------ STORED RECORDS ------

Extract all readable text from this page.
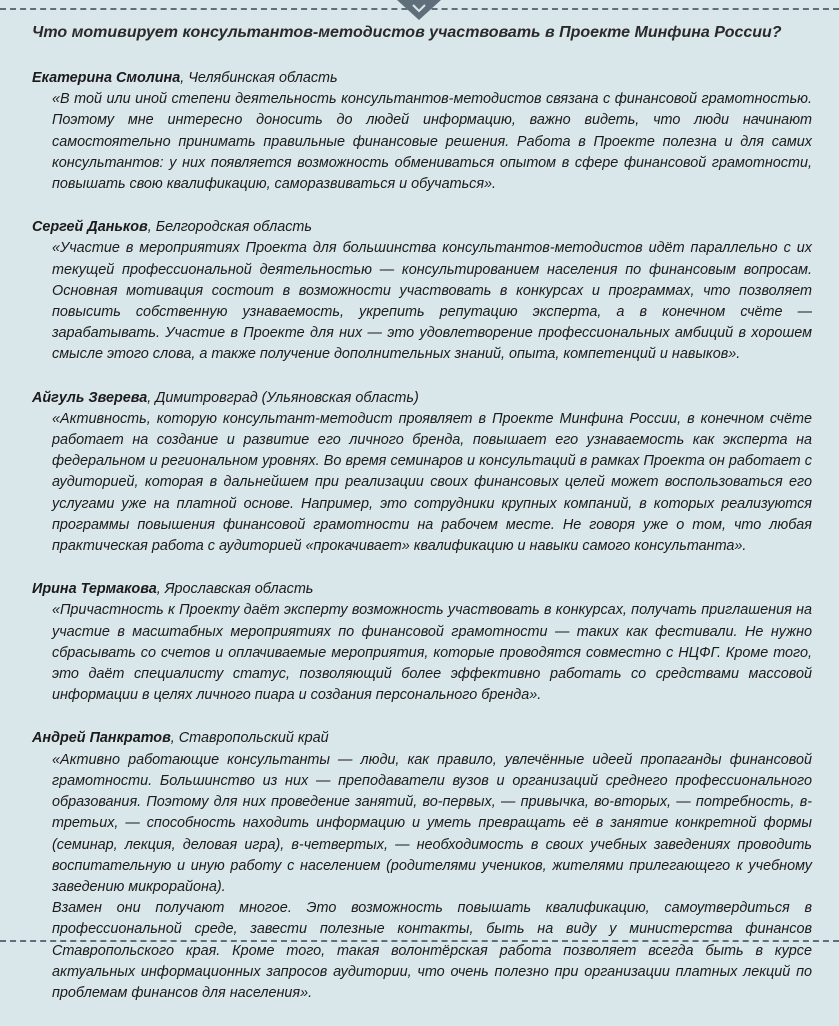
Что мотивирует консультантов-методистов участвовать в Проекте Минфина России?

Екатерина Смолина, Челябинская область

«В той или иной степени деятельность консультантов-методистов связана с финансовой грамотностью. Поэтому мне интересно доносить до людей информацию, важно видеть, что люди начинают самостоятельно принимать правильные финансовые решения. Работа в Проекте полезна и для самих консультантов: у них появляется возможность обмениваться опытом в сфере финансовой грамотности, повышать свою квалификацию, саморазвиваться и обучаться».

Сергей Даньков, Белгородская область

«Участие в мероприятиях Проекта для большинства консультантов-методистов идёт параллельно с их текущей профессиональной деятельностью — консультированием населения по финансовым вопросам. Основная мотивация состоит в возможности участвовать в конкурсах и программах, что позволяет повысить собственную узнаваемость, укрепить репутацию эксперта, а в конечном счёте — зарабатывать. Участие в Проекте для них — это удовлетворение профессиональных амбиций в хорошем смысле этого слова, а также получение дополнительных знаний, опыта, компетенций и навыков».

Айгуль Зверева, Димитровград (Ульяновская область)

«Активность, которую консультант-методист проявляет в Проекте Минфина России, в конечном счёте работает на создание и развитие его личного бренда, повышает его узнаваемость как эксперта на федеральном и региональном уровнях. Во время семинаров и консультаций в рамках Проекта он работает с аудиторией, которая в дальнейшем при реализации своих финансовых целей может воспользоваться его услугами уже на платной основе. Например, это сотрудники крупных компаний, в которых реализуются программы повышения финансовой грамотности на рабочем месте. Не говоря уже о том, что любая практическая работа с аудиторией «прокачивает» квалификацию и навыки самого консультанта».

Ирина Термакова, Ярославская область

«Причастность к Проекту даёт эксперту возможность участвовать в конкурсах, получать приглашения на участие в масштабных мероприятиях по финансовой грамотности — таких как фестивали. Не нужно сбрасывать со счетов и оплачиваемые мероприятия, которые проводятся совместно с НЦФГ. Кроме того, это даёт специалисту статус, позволяющий более эффективно работать со средствами массовой информации в целях личного пиара и создания персонального бренда».

Андрей Панкратов, Ставропольский край

«Активно работающие консультанты — люди, как правило, увлечённые идеей пропаганды финансовой грамотности. Большинство из них — преподаватели вузов и организаций среднего профессионального образования. Поэтому для них проведение занятий, во-первых, — привычка, во-вторых, — потребность, в-третьих, — способность находить информацию и уметь превращать её в занятие конкретной формы (семинар, лекция, деловая игра), в-четвертых, — необходимость в своих учебных заведениях проводить воспитательную и иную работу с населением (родителями учеников, жителями прилегающего к учебному заведению микрорайона).

Взамен они получают многое. Это возможность повышать квалификацию, самоутвердиться в профессиональной среде, завести полезные контакты, быть на виду у министерства финансов Ставропольского края. Кроме того, такая волонтёрская работа позволяет всегда быть в курсе актуальных информационных запросов аудитории, что очень полезно при организации платных лекций по проблемам финансов для населения».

------

▶ **JOB**
Print each record exactly as it stands, leaving the images out.

▶ **TASK RESULT**
Extract all readable text from this page.
Что мотивирует консультантов-методистов участвовать в Проекте Минфина России?

Екатерина Смолина, Челябинская область

«В той или иной степени деятельность консультантов-методистов связана с финансовой грамотностью. Поэтому мне интересно доносить до людей информацию, важно видеть, что люди начинают самостоятельно принимать правильные финансовые решения. Работа в Проекте полезна и для самих консультантов: у них появляется возможность обмениваться опытом в сфере финансовой грамотности, повышать свою квалификацию, саморазвиваться и обучаться».

Сергей Даньков, Белгородская область

«Участие в мероприятиях Проекта для большинства консультантов-методистов идёт параллельно с их текущей профессиональной деятельностью — консультированием населения по финансовым вопросам. Основная мотивация состоит в возможности участвовать в конкурсах и программах, что позволяет повысить собственную узнаваемость, укрепить репутацию эксперта, а в конечном счёте — зарабатывать. Участие в Проекте для них — это удовлетворение профессиональных амбиций в хорошем смысле этого слова, а также получение дополнительных знаний, опыта, компетенций и навыков».

Айгуль Зверева, Димитровград (Ульяновская область)

«Активность, которую консультант-методист проявляет в Проекте Минфина России, в конечном счёте работает на создание и развитие его личного бренда, повышает его узнаваемость как эксперта на федеральном и региональном уровнях. Во время семинаров и консультаций в рамках Проекта он работает с аудиторией, которая в дальнейшем при реализации своих финансовых целей может воспользоваться его услугами уже на платной основе. Например, это сотрудники крупных компаний, в которых реализуются программы повышения финансовой грамотности на рабочем месте. Не говоря уже о том, что любая практическая работа с аудиторией «прокачивает» квалификацию и навыки самого консультанта».

Ирина Термакова, Ярославская область

«Причастность к Проекту даёт эксперту возможность участвовать в конкурсах, получать приглашения на участие в масштабных мероприятиях по финансовой грамотности — таких как фестивали. Не нужно сбрасывать со счетов и оплачиваемые мероприятия, которые проводятся совместно с НЦФГ. Кроме того, это даёт специалисту статус, позволяющий более эффективно работать со средствами массовой информации в целях личного пиара и создания персонального бренда».

Андрей Панкратов, Ставропольский край

«Активно работающие консультанты — люди, как правило, увлечённые идеей пропаганды финансовой грамотности. Большинство из них — преподаватели вузов и организаций среднего профессионального образования. Поэтому для них проведение занятий, во-первых, — привычка, во-вторых, — потребность, в-третьих, — способность находить информацию и уметь превращать её в занятие конкретной формы (семинар, лекция, деловая игра), в-четвертых, — необходимость в своих учебных заведениях проводить воспитательную и иную работу с населением (родителями учеников, жителями прилегающего к учебному заведению микрорайона).

Взамен они получают многое. Это возможность повышать квалификацию, самоутвердиться в профессиональной среде, завести полезные контакты, быть на виду у министерства финансов Ставропольского края. Кроме того, такая волонтёрская работа позволяет всегда быть в курсе актуальных информационных запросов аудитории, что очень полезно при организации платных лекций по проблемам финансов для населения».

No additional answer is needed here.